● **GIVEN RECORDS**
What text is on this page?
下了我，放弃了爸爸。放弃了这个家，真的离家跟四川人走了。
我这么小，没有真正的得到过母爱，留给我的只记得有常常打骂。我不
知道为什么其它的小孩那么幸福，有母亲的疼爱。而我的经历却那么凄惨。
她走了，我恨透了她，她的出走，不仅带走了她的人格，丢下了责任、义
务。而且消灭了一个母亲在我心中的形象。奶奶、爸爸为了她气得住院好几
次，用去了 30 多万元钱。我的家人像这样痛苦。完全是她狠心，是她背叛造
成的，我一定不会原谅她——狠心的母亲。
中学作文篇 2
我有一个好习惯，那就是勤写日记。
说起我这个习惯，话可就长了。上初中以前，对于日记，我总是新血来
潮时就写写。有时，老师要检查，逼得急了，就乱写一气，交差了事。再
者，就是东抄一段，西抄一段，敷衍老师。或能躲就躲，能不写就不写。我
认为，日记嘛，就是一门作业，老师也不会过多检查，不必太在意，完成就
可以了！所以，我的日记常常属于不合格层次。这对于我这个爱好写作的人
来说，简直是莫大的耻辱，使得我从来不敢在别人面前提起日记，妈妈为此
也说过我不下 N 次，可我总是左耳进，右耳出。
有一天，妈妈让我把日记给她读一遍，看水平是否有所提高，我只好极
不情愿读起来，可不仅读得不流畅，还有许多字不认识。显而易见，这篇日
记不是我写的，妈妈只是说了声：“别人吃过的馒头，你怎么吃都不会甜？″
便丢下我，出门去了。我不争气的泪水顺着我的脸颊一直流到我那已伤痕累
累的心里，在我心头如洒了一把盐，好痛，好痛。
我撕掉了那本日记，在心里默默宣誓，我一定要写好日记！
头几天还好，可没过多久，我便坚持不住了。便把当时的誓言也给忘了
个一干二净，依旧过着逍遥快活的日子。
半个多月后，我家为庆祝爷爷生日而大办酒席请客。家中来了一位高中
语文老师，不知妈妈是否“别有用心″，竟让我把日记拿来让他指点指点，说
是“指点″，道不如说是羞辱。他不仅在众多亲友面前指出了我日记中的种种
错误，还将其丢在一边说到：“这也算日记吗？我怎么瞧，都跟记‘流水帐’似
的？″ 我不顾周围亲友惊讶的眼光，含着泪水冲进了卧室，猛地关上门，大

● **EXERCISE**
Print all of the entries exactly as they appear.

● **WRITTEN REPLY**
What text is on this page?
下了我，放弃了爸爸。放弃了这个家，真的离家跟四川人走了。
我这么小，没有真正的得到过母爱，留给我的只记得有常常打骂。我不
知道为什么其它的小孩那么幸福，有母亲的疼爱。而我的经历却那么凄惨。
她走了，我恨透了她，她的出走，不仅带走了她的人格，丢下了责任、义
务。而且消灭了一个母亲在我心中的形象。奶奶、爸爸为了她气得住院好几
次，用去了 30 多万元钱。我的家人像这样痛苦。完全是她狠心，是她背叛造
成的，我一定不会原谅她——狠心的母亲。
中学作文篇 2
我有一个好习惯，那就是勤写日记。
说起我这个习惯，话可就长了。上初中以前，对于日记，我总是新血来
潮时就写写。有时，老师要检查，逼得急了，就乱写一气，交差了事。再
者，就是东抄一段，西抄一段，敷衍老师。或能躲就躲，能不写就不写。我
认为，日记嘛，就是一门作业，老师也不会过多检查，不必太在意，完成就
可以了！所以，我的日记常常属于不合格层次。这对于我这个爱好写作的人
来说，简直是莫大的耻辱，使得我从来不敢在别人面前提起日记，妈妈为此
也说过我不下 N 次，可我总是左耳进，右耳出。
有一天，妈妈让我把日记给她读一遍，看水平是否有所提高，我只好极
不情愿读起来，可不仅读得不流畅，还有许多字不认识。显而易见，这篇日
记不是我写的，妈妈只是说了声：“别人吃过的馒头，你怎么吃都不会甜？″
便丢下我，出门去了。我不争气的泪水顺着我的脸颊一直流到我那已伤痕累
累的心里，在我心头如洒了一把盐，好痛，好痛。
我撕掉了那本日记，在心里默默宣誓，我一定要写好日记！
头几天还好，可没过多久，我便坚持不住了。便把当时的誓言也给忘了
个一干二净，依旧过着逍遥快活的日子。
半个多月后，我家为庆祝爷爷生日而大办酒席请客。家中来了一位高中
语文老师，不知妈妈是否“别有用心″，竟让我把日记拿来让他指点指点，说
是“指点″，道不如说是羞辱。他不仅在众多亲友面前指出了我日记中的种种
错误，还将其丢在一边说到：“这也算日记吗？我怎么瞧，都跟记‘流水帐’似
的？″ 我不顾周围亲友惊讶的眼光，含着泪水冲进了卧室，猛地关上门，大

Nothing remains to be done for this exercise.